==== DATA ROWS

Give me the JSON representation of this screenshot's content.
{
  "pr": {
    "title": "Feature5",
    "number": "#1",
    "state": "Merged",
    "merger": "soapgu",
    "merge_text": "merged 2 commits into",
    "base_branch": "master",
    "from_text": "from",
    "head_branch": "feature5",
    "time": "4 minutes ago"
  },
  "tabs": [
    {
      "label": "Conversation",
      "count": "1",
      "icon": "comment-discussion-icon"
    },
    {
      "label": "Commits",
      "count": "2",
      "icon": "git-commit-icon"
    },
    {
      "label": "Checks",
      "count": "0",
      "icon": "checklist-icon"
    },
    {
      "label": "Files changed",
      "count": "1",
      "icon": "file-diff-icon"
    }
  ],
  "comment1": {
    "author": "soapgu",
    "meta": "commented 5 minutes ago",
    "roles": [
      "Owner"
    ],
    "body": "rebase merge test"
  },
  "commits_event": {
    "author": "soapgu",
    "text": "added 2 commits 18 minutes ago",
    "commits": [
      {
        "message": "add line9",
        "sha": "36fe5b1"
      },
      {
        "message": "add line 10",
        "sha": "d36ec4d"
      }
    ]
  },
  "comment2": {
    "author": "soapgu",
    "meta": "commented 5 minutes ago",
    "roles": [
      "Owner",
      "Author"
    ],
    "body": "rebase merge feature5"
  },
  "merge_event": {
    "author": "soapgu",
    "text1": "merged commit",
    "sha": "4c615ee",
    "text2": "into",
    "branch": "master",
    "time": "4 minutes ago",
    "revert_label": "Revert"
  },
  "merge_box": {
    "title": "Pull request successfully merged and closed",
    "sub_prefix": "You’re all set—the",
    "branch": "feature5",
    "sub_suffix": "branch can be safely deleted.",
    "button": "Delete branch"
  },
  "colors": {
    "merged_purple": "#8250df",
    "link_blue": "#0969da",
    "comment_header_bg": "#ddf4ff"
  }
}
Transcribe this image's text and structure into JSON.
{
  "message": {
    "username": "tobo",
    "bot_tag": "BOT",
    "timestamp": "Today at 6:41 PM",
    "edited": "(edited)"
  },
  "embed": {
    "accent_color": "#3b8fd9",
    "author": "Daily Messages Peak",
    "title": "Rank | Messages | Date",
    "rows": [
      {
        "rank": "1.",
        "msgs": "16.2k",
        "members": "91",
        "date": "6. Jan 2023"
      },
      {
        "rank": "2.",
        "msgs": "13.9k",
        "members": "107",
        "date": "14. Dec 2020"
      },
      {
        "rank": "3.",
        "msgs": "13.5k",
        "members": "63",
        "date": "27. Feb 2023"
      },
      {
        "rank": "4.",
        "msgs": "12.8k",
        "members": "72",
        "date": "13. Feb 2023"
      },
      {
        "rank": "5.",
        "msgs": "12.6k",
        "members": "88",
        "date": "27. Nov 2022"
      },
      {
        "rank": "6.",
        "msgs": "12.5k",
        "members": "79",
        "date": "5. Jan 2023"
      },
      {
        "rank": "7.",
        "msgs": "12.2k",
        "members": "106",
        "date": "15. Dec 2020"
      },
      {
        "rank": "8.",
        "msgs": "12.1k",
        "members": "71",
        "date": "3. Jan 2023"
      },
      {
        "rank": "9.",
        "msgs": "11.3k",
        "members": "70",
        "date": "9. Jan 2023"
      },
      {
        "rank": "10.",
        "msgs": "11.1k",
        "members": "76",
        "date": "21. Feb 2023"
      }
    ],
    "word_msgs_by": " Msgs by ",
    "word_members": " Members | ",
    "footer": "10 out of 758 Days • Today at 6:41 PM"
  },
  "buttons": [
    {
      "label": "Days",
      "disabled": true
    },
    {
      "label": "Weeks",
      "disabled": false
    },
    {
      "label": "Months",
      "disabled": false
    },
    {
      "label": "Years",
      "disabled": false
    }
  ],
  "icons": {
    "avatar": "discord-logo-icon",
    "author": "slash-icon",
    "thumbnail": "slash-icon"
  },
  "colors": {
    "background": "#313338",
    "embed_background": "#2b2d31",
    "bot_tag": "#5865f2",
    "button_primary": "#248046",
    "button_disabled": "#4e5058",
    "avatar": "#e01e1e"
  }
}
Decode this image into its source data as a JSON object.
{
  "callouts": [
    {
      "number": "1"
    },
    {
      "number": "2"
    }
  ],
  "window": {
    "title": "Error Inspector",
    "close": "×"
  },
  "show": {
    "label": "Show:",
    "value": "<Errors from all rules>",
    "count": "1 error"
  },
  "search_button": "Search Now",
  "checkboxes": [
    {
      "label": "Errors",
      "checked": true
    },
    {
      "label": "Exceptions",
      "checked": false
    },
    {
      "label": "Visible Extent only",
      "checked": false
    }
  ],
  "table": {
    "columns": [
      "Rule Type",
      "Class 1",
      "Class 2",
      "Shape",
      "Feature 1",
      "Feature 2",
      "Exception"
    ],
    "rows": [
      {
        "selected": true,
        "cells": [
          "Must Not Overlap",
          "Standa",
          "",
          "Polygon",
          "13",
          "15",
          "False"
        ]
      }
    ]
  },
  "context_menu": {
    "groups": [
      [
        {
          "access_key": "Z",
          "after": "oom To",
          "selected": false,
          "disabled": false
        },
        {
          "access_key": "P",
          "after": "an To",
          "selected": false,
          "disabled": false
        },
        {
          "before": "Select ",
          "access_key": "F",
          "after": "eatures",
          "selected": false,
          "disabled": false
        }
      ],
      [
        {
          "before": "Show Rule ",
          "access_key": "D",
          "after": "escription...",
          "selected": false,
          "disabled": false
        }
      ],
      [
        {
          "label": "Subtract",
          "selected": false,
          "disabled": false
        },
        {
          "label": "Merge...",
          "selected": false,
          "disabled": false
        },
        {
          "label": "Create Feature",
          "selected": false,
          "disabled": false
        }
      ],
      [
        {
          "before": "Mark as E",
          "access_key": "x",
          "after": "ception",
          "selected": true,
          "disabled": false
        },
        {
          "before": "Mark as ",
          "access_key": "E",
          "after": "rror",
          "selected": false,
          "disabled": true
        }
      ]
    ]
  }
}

========

- **EXERCISE OBJECTIVE**:
Go through the material above line by line and copy it exactly.

- **OUTPUT OF THE EXERCISE**:
Give me the JSON representation of this screenshot's content.
{
  "pr": {
    "title": "Feature5",
    "number": "#1",
    "state": "Merged",
    "merger": "soapgu",
    "merge_text": "merged 2 commits into",
    "base_branch": "master",
    "from_text": "from",
    "head_branch": "feature5",
    "time": "4 minutes ago"
  },
  "tabs": [
    {
      "label": "Conversation",
      "count": "1",
      "icon": "comment-discussion-icon"
    },
    {
      "label": "Commits",
      "count": "2",
      "icon": "git-commit-icon"
    },
    {
      "label": "Checks",
      "count": "0",
      "icon": "checklist-icon"
    },
    {
      "label": "Files changed",
      "count": "1",
      "icon": "file-diff-icon"
    }
  ],
  "comment1": {
    "author": "soapgu",
    "meta": "commented 5 minutes ago",
    "roles": [
      "Owner"
    ],
    "body": "rebase merge test"
  },
  "commits_event": {
    "author": "soapgu",
    "text": "added 2 commits 18 minutes ago",
    "commits": [
      {
        "message": "add line9",
        "sha": "36fe5b1"
      },
      {
        "message": "add line 10",
        "sha": "d36ec4d"
      }
    ]
  },
  "comment2": {
    "author": "soapgu",
    "meta": "commented 5 minutes ago",
    "roles": [
      "Owner",
      "Author"
    ],
    "body": "rebase merge feature5"
  },
  "merge_event": {
    "author": "soapgu",
    "text1": "merged commit",
    "sha": "4c615ee",
    "text2": "into",
    "branch": "master",
    "time": "4 minutes ago",
    "revert_label": "Revert"
  },
  "merge_box": {
    "title": "Pull request successfully merged and closed",
    "sub_prefix": "You’re all set—the",
    "branch": "feature5",
    "sub_suffix": "branch can be safely deleted.",
    "button": "Delete branch"
  },
  "colors": {
    "merged_purple": "#8250df",
    "link_blue": "#0969da",
    "comment_header_bg": "#ddf4ff"
  }
}
Transcribe this image's text and structure into JSON.
{
  "message": {
    "username": "tobo",
    "bot_tag": "BOT",
    "timestamp": "Today at 6:41 PM",
    "edited": "(edited)"
  },
  "embed": {
    "accent_color": "#3b8fd9",
    "author": "Daily Messages Peak",
    "title": "Rank | Messages | Date",
    "rows": [
      {
        "rank": "1.",
        "msgs": "16.2k",
        "members": "91",
        "date": "6. Jan 2023"
      },
      {
        "rank": "2.",
        "msgs": "13.9k",
        "members": "107",
        "date": "14. Dec 2020"
      },
      {
        "rank": "3.",
        "msgs": "13.5k",
        "members": "63",
        "date": "27. Feb 2023"
      },
      {
        "rank": "4.",
        "msgs": "12.8k",
        "members": "72",
        "date": "13. Feb 2023"
      },
      {
        "rank": "5.",
        "msgs": "12.6k",
        "members": "88",
        "date": "27. Nov 2022"
      },
      {
        "rank": "6.",
        "msgs": "12.5k",
        "members": "79",
        "date": "5. Jan 2023"
      },
      {
        "rank": "7.",
        "msgs": "12.2k",
        "members": "106",
        "date": "15. Dec 2020"
      },
      {
        "rank": "8.",
        "msgs": "12.1k",
        "members": "71",
        "date": "3. Jan 2023"
      },
      {
        "rank": "9.",
        "msgs": "11.3k",
        "members": "70",
        "date": "9. Jan 2023"
      },
      {
        "rank": "10.",
        "msgs": "11.1k",
        "members": "76",
        "date": "21. Feb 2023"
      }
    ],
    "word_msgs_by": " Msgs by ",
    "word_members": " Members | ",
    "footer": "10 out of 758 Days • Today at 6:41 PM"
  },
  "buttons": [
    {
      "label": "Days",
      "disabled": true
    },
    {
      "label": "Weeks",
      "disabled": false
    },
    {
      "label": "Months",
      "disabled": false
    },
    {
      "label": "Years",
      "disabled": false
    }
  ],
  "icons": {
    "avatar": "discord-logo-icon",
    "author": "slash-icon",
    "thumbnail": "slash-icon"
  },
  "colors": {
    "background": "#313338",
    "embed_background": "#2b2d31",
    "bot_tag": "#5865f2",
    "button_primary": "#248046",
    "button_disabled": "#4e5058",
    "avatar": "#e01e1e"
  }
}
Decode this image into its source data as a JSON object.
{
  "callouts": [
    {
      "number": "1"
    },
    {
      "number": "2"
    }
  ],
  "window": {
    "title": "Error Inspector",
    "close": "×"
  },
  "show": {
    "label": "Show:",
    "value": "<Errors from all rules>",
    "count": "1 error"
  },
  "search_button": "Search Now",
  "checkboxes": [
    {
      "label": "Errors",
      "checked": true
    },
    {
      "label": "Exceptions",
      "checked": false
    },
    {
      "label": "Visible Extent only",
      "checked": false
    }
  ],
  "table": {
    "columns": [
      "Rule Type",
      "Class 1",
      "Class 2",
      "Shape",
      "Feature 1",
      "Feature 2",
      "Exception"
    ],
    "rows": [
      {
        "selected": true,
        "cells": [
          "Must Not Overlap",
          "Standa",
          "",
          "Polygon",
          "13",
          "15",
          "False"
        ]
      }
    ]
  },
  "context_menu": {
    "groups": [
      [
        {
          "access_key": "Z",
          "after": "oom To",
          "selected": false,
          "disabled": false
        },
        {
          "access_key": "P",
          "after": "an To",
          "selected": false,
          "disabled": false
        },
        {
          "before": "Select ",
          "access_key": "F",
          "after": "eatures",
          "selected": false,
          "disabled": false
        }
      ],
      [
        {
          "before": "Show Rule ",
          "access_key": "D",
          "after": "escription...",
          "selected": false,
          "disabled": false
        }
      ],
      [
        {
          "label": "Subtract",
          "selected": false,
          "disabled": false
        },
        {
          "label": "Merge...",
          "selected": false,
          "disabled": false
        },
        {
          "label": "Create Feature",
          "selected": false,
          "disabled": false
        }
      ],
      [
        {
          "before": "Mark as E",
          "access_key": "x",
          "after": "ception",
          "selected": true,
          "disabled": false
        },
        {
          "before": "Mark as ",
          "access_key": "E",
          "after": "rror",
          "selected": false,
          "disabled": true
        }
      ]
    ]
  }
}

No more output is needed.